> **EXERCISE AIM**
Count the lines below that contain the word "bottom", and report only that number.

======== EXCERPTED RECORDS ========

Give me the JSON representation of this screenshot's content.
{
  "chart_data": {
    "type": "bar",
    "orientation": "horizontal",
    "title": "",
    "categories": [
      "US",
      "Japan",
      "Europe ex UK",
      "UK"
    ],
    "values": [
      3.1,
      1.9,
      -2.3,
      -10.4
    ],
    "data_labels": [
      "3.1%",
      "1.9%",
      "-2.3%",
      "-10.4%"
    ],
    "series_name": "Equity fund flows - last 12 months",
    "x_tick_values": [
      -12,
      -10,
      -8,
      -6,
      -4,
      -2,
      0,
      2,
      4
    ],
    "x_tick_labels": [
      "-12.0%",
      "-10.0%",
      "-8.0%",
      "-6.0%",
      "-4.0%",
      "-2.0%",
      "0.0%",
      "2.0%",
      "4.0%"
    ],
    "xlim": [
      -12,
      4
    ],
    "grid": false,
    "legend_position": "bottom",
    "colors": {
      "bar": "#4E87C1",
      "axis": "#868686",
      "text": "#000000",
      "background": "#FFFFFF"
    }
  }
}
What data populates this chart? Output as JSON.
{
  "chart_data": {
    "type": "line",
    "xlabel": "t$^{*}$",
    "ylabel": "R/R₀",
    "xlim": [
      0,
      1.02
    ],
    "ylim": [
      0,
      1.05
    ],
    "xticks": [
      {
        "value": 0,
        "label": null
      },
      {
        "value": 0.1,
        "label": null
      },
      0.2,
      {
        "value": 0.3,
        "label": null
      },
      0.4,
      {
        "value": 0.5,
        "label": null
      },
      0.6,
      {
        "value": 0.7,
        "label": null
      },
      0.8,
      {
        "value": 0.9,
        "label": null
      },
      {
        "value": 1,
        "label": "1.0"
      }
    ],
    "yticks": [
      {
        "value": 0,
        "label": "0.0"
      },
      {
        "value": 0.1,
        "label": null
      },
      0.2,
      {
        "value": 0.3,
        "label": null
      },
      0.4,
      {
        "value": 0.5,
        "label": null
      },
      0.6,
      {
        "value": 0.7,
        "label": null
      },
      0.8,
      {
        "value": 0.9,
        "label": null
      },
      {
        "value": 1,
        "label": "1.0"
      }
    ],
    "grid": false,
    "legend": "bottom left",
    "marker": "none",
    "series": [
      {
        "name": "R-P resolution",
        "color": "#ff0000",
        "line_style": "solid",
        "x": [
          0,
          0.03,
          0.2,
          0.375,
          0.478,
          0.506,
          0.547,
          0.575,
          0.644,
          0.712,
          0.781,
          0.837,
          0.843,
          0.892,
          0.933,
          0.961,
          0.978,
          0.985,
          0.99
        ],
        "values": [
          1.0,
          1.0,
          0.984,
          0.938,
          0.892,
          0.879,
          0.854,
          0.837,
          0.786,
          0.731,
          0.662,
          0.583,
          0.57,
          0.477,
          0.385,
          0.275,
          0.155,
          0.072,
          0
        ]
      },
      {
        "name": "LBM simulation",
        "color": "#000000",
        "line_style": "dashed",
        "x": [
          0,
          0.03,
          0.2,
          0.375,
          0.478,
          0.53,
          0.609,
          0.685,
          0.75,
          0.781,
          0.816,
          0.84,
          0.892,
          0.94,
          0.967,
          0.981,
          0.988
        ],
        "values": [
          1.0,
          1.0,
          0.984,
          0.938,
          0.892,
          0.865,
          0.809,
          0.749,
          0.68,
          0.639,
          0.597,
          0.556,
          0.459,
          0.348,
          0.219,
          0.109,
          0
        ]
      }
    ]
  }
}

========

> **WRITTEN RESPONSE**
2